** Begin Provided material **

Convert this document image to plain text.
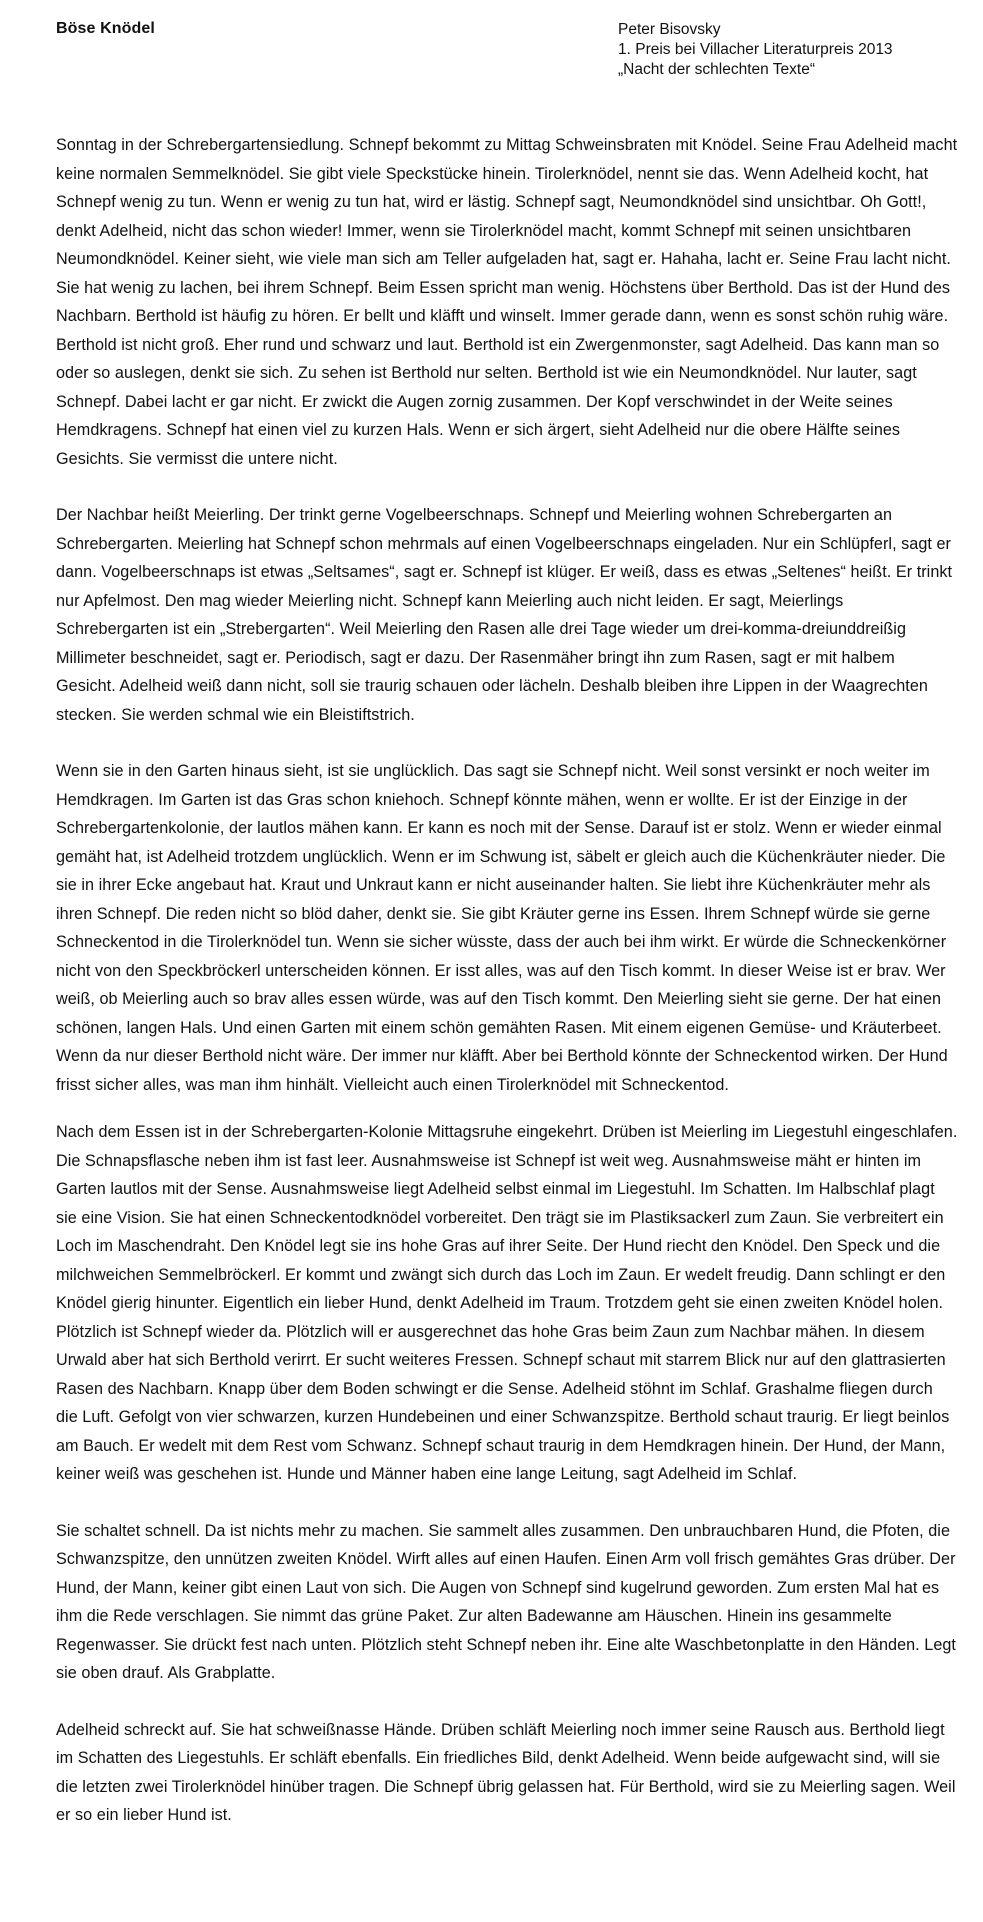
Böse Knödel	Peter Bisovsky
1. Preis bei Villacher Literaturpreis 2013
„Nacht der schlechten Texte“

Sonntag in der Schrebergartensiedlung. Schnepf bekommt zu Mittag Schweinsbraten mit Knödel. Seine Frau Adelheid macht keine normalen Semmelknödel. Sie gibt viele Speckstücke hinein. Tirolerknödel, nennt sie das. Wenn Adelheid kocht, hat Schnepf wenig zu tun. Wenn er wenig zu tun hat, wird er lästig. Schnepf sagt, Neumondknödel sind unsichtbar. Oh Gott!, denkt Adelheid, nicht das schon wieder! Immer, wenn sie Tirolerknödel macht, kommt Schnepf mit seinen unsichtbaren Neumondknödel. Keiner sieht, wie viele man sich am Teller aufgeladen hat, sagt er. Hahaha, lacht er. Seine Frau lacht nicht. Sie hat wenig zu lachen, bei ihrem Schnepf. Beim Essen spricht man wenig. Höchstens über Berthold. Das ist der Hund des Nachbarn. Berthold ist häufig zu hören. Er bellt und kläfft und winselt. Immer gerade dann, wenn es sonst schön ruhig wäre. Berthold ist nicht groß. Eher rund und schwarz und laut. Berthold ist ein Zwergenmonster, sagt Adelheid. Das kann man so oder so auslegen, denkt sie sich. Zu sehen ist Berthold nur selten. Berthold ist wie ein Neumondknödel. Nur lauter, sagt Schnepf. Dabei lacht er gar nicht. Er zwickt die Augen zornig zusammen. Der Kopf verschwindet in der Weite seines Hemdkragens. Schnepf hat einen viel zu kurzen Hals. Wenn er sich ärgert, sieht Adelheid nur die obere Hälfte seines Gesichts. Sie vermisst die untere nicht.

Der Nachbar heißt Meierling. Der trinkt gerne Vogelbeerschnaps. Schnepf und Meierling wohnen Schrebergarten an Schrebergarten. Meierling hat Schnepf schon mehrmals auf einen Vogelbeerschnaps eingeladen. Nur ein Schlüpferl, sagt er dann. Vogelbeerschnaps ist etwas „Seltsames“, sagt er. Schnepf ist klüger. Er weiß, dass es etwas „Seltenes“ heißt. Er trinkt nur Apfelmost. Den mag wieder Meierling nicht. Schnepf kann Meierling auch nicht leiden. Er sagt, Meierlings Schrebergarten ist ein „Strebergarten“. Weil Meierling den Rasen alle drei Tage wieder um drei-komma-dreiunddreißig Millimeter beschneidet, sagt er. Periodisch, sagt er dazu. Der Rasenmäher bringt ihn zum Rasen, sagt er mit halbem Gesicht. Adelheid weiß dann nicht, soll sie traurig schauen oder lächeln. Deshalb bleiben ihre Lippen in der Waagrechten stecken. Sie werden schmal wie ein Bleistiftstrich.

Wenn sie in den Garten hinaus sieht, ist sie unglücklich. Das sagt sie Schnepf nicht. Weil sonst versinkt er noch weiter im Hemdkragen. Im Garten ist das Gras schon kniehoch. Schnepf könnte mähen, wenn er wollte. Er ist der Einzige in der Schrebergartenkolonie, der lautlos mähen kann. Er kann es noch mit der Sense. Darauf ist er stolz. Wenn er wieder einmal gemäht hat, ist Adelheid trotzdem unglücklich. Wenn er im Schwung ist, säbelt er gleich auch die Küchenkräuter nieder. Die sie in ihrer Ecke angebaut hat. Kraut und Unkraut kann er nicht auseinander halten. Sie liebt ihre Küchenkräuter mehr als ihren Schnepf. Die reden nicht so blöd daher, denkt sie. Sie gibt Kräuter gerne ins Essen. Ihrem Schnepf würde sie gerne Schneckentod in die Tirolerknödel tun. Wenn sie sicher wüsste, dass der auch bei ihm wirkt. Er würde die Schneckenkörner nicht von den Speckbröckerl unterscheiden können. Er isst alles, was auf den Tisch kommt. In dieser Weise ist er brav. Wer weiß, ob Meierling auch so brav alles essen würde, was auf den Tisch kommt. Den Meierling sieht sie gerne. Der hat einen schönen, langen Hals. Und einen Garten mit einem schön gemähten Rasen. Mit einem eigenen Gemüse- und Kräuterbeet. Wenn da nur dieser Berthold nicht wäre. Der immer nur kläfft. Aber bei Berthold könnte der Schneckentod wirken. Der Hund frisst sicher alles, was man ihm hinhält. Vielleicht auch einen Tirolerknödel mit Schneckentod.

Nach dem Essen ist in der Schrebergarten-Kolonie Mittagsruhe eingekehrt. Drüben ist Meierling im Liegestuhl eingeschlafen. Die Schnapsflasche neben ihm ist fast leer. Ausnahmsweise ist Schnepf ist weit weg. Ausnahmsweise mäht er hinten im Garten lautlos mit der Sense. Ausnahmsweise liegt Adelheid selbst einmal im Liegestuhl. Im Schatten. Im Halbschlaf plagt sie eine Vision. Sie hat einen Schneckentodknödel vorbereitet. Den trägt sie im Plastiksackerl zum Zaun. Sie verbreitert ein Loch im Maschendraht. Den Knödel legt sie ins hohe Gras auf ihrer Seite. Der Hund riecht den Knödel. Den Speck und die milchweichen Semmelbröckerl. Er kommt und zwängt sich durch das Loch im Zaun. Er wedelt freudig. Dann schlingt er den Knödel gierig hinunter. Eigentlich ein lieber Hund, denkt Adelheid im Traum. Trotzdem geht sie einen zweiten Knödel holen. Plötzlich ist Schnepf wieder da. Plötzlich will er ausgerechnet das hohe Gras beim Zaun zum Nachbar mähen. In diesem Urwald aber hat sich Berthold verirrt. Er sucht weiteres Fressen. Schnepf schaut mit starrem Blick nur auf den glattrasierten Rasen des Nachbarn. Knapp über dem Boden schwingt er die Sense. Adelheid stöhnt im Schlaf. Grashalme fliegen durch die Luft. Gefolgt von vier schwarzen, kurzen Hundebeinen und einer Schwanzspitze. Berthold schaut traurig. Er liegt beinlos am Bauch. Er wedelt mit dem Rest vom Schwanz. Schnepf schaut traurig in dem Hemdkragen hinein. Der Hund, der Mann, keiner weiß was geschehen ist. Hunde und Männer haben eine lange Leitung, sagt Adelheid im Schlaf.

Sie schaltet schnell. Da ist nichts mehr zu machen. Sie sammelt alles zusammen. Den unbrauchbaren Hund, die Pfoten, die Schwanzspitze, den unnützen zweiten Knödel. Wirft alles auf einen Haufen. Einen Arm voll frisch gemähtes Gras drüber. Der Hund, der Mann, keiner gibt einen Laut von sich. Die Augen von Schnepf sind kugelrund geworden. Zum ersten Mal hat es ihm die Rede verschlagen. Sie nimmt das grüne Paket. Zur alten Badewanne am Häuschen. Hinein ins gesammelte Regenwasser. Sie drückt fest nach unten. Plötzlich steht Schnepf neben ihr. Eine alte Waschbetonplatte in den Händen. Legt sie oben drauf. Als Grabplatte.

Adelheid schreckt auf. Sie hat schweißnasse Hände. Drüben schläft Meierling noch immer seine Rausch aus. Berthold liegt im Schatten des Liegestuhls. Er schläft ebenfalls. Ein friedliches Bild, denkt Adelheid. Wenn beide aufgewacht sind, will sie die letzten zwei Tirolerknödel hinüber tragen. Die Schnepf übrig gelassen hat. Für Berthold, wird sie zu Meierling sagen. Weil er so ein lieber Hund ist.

** End Provided material **

_Stated task_
The listing above needs to be output again exactly. Don't include the pictures.

_Expected answer_
Convert this document image to plain text.
Böse Knödel	Peter Bisovsky
1. Preis bei Villacher Literaturpreis 2013
„Nacht der schlechten Texte“

Sonntag in der Schrebergartensiedlung. Schnepf bekommt zu Mittag Schweinsbraten mit Knödel. Seine Frau Adelheid macht keine normalen Semmelknödel. Sie gibt viele Speckstücke hinein. Tirolerknödel, nennt sie das. Wenn Adelheid kocht, hat Schnepf wenig zu tun. Wenn er wenig zu tun hat, wird er lästig. Schnepf sagt, Neumondknödel sind unsichtbar. Oh Gott!, denkt Adelheid, nicht das schon wieder! Immer, wenn sie Tirolerknödel macht, kommt Schnepf mit seinen unsichtbaren Neumondknödel. Keiner sieht, wie viele man sich am Teller aufgeladen hat, sagt er. Hahaha, lacht er. Seine Frau lacht nicht. Sie hat wenig zu lachen, bei ihrem Schnepf. Beim Essen spricht man wenig. Höchstens über Berthold. Das ist der Hund des Nachbarn. Berthold ist häufig zu hören. Er bellt und kläfft und winselt. Immer gerade dann, wenn es sonst schön ruhig wäre. Berthold ist nicht groß. Eher rund und schwarz und laut. Berthold ist ein Zwergenmonster, sagt Adelheid. Das kann man so oder so auslegen, denkt sie sich. Zu sehen ist Berthold nur selten. Berthold ist wie ein Neumondknödel. Nur lauter, sagt Schnepf. Dabei lacht er gar nicht. Er zwickt die Augen zornig zusammen. Der Kopf verschwindet in der Weite seines Hemdkragens. Schnepf hat einen viel zu kurzen Hals. Wenn er sich ärgert, sieht Adelheid nur die obere Hälfte seines Gesichts. Sie vermisst die untere nicht.

Der Nachbar heißt Meierling. Der trinkt gerne Vogelbeerschnaps. Schnepf und Meierling wohnen Schrebergarten an Schrebergarten. Meierling hat Schnepf schon mehrmals auf einen Vogelbeerschnaps eingeladen. Nur ein Schlüpferl, sagt er dann. Vogelbeerschnaps ist etwas „Seltsames“, sagt er. Schnepf ist klüger. Er weiß, dass es etwas „Seltenes“ heißt. Er trinkt nur Apfelmost. Den mag wieder Meierling nicht. Schnepf kann Meierling auch nicht leiden. Er sagt, Meierlings Schrebergarten ist ein „Strebergarten“. Weil Meierling den Rasen alle drei Tage wieder um drei-komma-dreiunddreißig Millimeter beschneidet, sagt er. Periodisch, sagt er dazu. Der Rasenmäher bringt ihn zum Rasen, sagt er mit halbem Gesicht. Adelheid weiß dann nicht, soll sie traurig schauen oder lächeln. Deshalb bleiben ihre Lippen in der Waagrechten stecken. Sie werden schmal wie ein Bleistiftstrich.

Wenn sie in den Garten hinaus sieht, ist sie unglücklich. Das sagt sie Schnepf nicht. Weil sonst versinkt er noch weiter im Hemdkragen. Im Garten ist das Gras schon kniehoch. Schnepf könnte mähen, wenn er wollte. Er ist der Einzige in der Schrebergartenkolonie, der lautlos mähen kann. Er kann es noch mit der Sense. Darauf ist er stolz. Wenn er wieder einmal gemäht hat, ist Adelheid trotzdem unglücklich. Wenn er im Schwung ist, säbelt er gleich auch die Küchenkräuter nieder. Die sie in ihrer Ecke angebaut hat. Kraut und Unkraut kann er nicht auseinander halten. Sie liebt ihre Küchenkräuter mehr als ihren Schnepf. Die reden nicht so blöd daher, denkt sie. Sie gibt Kräuter gerne ins Essen. Ihrem Schnepf würde sie gerne Schneckentod in die Tirolerknödel tun. Wenn sie sicher wüsste, dass der auch bei ihm wirkt. Er würde die Schneckenkörner nicht von den Speckbröckerl unterscheiden können. Er isst alles, was auf den Tisch kommt. In dieser Weise ist er brav. Wer weiß, ob Meierling auch so brav alles essen würde, was auf den Tisch kommt. Den Meierling sieht sie gerne. Der hat einen schönen, langen Hals. Und einen Garten mit einem schön gemähten Rasen. Mit einem eigenen Gemüse- und Kräuterbeet. Wenn da nur dieser Berthold nicht wäre. Der immer nur kläfft. Aber bei Berthold könnte der Schneckentod wirken. Der Hund frisst sicher alles, was man ihm hinhält. Vielleicht auch einen Tirolerknödel mit Schneckentod.

Nach dem Essen ist in der Schrebergarten-Kolonie Mittagsruhe eingekehrt. Drüben ist Meierling im Liegestuhl eingeschlafen. Die Schnapsflasche neben ihm ist fast leer. Ausnahmsweise ist Schnepf ist weit weg. Ausnahmsweise mäht er hinten im Garten lautlos mit der Sense. Ausnahmsweise liegt Adelheid selbst einmal im Liegestuhl. Im Schatten. Im Halbschlaf plagt sie eine Vision. Sie hat einen Schneckentodknödel vorbereitet. Den trägt sie im Plastiksackerl zum Zaun. Sie verbreitert ein Loch im Maschendraht. Den Knödel legt sie ins hohe Gras auf ihrer Seite. Der Hund riecht den Knödel. Den Speck und die milchweichen Semmelbröckerl. Er kommt und zwängt sich durch das Loch im Zaun. Er wedelt freudig. Dann schlingt er den Knödel gierig hinunter. Eigentlich ein lieber Hund, denkt Adelheid im Traum. Trotzdem geht sie einen zweiten Knödel holen. Plötzlich ist Schnepf wieder da. Plötzlich will er ausgerechnet das hohe Gras beim Zaun zum Nachbar mähen. In diesem Urwald aber hat sich Berthold verirrt. Er sucht weiteres Fressen. Schnepf schaut mit starrem Blick nur auf den glattrasierten Rasen des Nachbarn. Knapp über dem Boden schwingt er die Sense. Adelheid stöhnt im Schlaf. Grashalme fliegen durch die Luft. Gefolgt von vier schwarzen, kurzen Hundebeinen und einer Schwanzspitze. Berthold schaut traurig. Er liegt beinlos am Bauch. Er wedelt mit dem Rest vom Schwanz. Schnepf schaut traurig in dem Hemdkragen hinein. Der Hund, der Mann, keiner weiß was geschehen ist. Hunde und Männer haben eine lange Leitung, sagt Adelheid im Schlaf.

Sie schaltet schnell. Da ist nichts mehr zu machen. Sie sammelt alles zusammen. Den unbrauchbaren Hund, die Pfoten, die Schwanzspitze, den unnützen zweiten Knödel. Wirft alles auf einen Haufen. Einen Arm voll frisch gemähtes Gras drüber. Der Hund, der Mann, keiner gibt einen Laut von sich. Die Augen von Schnepf sind kugelrund geworden. Zum ersten Mal hat es ihm die Rede verschlagen. Sie nimmt das grüne Paket. Zur alten Badewanne am Häuschen. Hinein ins gesammelte Regenwasser. Sie drückt fest nach unten. Plötzlich steht Schnepf neben ihr. Eine alte Waschbetonplatte in den Händen. Legt sie oben drauf. Als Grabplatte.

Adelheid schreckt auf. Sie hat schweißnasse Hände. Drüben schläft Meierling noch immer seine Rausch aus. Berthold liegt im Schatten des Liegestuhls. Er schläft ebenfalls. Ein friedliches Bild, denkt Adelheid. Wenn beide aufgewacht sind, will sie die letzten zwei Tirolerknödel hinüber tragen. Die Schnepf übrig gelassen hat. Für Berthold, wird sie zu Meierling sagen. Weil er so ein lieber Hund ist.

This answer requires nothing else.